■ **Task data**
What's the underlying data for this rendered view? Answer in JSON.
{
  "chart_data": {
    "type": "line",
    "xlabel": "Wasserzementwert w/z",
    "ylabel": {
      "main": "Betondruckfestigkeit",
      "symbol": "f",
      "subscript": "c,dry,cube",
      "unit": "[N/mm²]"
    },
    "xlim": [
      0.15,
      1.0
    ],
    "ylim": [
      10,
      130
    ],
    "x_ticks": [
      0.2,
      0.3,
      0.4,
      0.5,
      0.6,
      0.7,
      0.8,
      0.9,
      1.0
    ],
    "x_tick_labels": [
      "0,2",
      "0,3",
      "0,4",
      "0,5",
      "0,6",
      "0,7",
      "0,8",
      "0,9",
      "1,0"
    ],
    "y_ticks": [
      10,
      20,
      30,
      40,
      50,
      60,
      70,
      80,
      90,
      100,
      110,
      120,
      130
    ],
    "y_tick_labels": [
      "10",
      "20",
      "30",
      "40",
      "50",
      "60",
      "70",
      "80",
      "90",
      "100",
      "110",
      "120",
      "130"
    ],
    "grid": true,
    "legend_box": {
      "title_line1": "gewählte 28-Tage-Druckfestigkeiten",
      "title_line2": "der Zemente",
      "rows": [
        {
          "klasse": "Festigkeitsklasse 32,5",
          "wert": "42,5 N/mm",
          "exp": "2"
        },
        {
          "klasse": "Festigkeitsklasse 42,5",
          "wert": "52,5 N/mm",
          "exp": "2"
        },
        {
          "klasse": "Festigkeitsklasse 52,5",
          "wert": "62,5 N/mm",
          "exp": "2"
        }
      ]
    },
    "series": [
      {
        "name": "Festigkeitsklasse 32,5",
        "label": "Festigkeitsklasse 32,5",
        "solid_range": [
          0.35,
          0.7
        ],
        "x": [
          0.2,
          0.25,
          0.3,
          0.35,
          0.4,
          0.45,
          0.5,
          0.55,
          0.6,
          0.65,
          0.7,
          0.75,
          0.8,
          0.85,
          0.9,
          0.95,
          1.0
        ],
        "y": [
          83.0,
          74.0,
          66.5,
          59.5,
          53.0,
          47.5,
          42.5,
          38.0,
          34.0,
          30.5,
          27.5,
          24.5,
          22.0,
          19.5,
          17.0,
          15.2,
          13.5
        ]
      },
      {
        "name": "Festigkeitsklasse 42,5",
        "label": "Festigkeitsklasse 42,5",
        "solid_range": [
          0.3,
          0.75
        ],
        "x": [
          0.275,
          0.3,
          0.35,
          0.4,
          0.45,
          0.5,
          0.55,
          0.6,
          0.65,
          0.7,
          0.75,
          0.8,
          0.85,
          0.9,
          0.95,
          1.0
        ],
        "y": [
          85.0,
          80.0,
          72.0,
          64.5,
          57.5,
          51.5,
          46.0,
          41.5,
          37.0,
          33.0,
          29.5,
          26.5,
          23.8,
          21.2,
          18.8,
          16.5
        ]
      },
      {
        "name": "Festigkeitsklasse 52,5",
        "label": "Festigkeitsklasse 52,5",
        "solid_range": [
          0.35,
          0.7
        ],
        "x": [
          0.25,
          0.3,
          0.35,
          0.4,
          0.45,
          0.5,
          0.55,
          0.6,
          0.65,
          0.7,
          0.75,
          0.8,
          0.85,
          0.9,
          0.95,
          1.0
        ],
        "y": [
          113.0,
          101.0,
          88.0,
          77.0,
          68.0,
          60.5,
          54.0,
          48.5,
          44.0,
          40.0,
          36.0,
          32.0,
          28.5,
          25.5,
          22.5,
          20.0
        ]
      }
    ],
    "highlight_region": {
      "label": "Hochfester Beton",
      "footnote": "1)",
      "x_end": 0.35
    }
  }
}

--

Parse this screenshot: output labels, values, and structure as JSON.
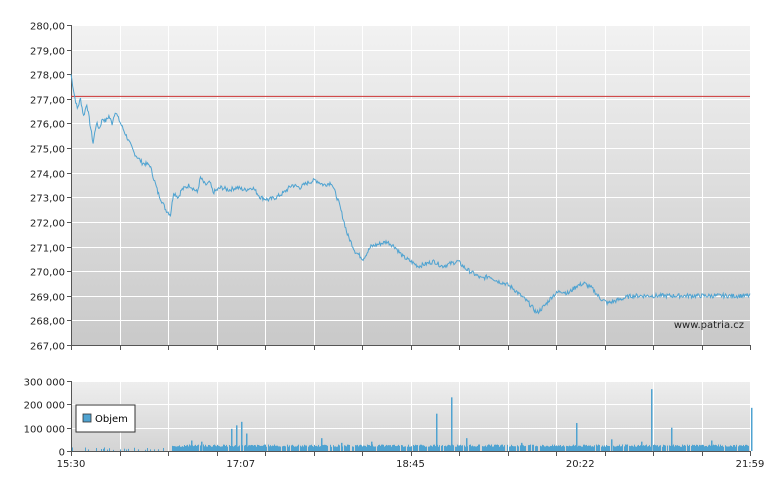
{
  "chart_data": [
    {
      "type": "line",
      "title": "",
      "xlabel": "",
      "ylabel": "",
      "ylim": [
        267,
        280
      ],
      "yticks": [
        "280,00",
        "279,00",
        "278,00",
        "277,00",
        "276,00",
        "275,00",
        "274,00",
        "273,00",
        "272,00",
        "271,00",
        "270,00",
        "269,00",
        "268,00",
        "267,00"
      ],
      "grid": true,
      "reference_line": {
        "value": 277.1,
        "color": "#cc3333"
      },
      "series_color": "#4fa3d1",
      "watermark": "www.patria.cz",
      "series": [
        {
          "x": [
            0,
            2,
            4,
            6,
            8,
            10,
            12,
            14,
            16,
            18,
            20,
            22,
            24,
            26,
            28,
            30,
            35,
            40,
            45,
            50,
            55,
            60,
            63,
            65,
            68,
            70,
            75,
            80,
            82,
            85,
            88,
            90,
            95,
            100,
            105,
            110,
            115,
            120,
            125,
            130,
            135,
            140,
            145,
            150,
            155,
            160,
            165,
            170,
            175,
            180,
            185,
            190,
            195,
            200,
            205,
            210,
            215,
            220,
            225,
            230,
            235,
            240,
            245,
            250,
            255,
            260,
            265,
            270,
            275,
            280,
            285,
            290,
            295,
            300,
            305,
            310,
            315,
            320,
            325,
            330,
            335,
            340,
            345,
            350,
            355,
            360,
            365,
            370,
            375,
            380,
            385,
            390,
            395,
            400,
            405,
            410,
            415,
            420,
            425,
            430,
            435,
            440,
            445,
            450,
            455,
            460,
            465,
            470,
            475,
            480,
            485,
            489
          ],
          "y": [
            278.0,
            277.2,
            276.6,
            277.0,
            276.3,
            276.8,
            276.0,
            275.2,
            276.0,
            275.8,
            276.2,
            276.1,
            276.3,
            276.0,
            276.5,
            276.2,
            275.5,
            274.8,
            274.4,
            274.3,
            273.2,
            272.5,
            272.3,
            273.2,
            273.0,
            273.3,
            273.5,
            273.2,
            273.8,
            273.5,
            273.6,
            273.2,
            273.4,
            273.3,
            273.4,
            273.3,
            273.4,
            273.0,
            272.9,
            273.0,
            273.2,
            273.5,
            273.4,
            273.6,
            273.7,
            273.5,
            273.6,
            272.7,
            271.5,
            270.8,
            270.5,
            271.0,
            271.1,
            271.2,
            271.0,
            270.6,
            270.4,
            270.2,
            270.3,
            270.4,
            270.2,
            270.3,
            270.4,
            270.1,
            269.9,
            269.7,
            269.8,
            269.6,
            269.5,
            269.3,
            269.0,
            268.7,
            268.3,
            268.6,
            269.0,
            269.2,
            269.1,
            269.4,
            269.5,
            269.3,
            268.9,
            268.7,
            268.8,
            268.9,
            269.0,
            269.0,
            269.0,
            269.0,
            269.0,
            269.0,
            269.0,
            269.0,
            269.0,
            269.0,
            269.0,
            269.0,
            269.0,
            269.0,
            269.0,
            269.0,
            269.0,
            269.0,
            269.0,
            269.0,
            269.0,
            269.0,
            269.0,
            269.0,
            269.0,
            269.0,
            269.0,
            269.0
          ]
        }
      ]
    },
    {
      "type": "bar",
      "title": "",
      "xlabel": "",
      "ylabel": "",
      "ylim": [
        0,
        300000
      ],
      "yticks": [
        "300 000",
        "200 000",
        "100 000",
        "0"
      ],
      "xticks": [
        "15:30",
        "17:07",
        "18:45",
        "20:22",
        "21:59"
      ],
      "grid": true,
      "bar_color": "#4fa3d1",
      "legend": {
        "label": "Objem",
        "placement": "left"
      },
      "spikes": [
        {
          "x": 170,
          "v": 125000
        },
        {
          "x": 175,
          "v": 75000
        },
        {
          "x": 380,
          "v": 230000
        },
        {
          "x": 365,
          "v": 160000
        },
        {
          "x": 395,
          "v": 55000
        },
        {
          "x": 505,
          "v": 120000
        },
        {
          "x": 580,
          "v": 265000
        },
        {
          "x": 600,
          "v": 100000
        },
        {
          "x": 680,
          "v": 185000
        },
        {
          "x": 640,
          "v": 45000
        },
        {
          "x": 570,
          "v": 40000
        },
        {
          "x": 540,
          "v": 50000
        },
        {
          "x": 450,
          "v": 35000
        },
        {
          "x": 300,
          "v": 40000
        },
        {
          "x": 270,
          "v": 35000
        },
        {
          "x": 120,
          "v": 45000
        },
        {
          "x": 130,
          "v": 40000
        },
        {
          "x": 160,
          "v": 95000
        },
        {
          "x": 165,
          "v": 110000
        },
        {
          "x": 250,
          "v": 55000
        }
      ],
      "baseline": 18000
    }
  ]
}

■ **The problem**
Pull out all lines from the listing that contain the string "name".

■ **Complete output**
        "name": "Festigkeitsklasse 32,5",
        "name": "Festigkeitsklasse 42,5",
        "name": "Festigkeitsklasse 52,5",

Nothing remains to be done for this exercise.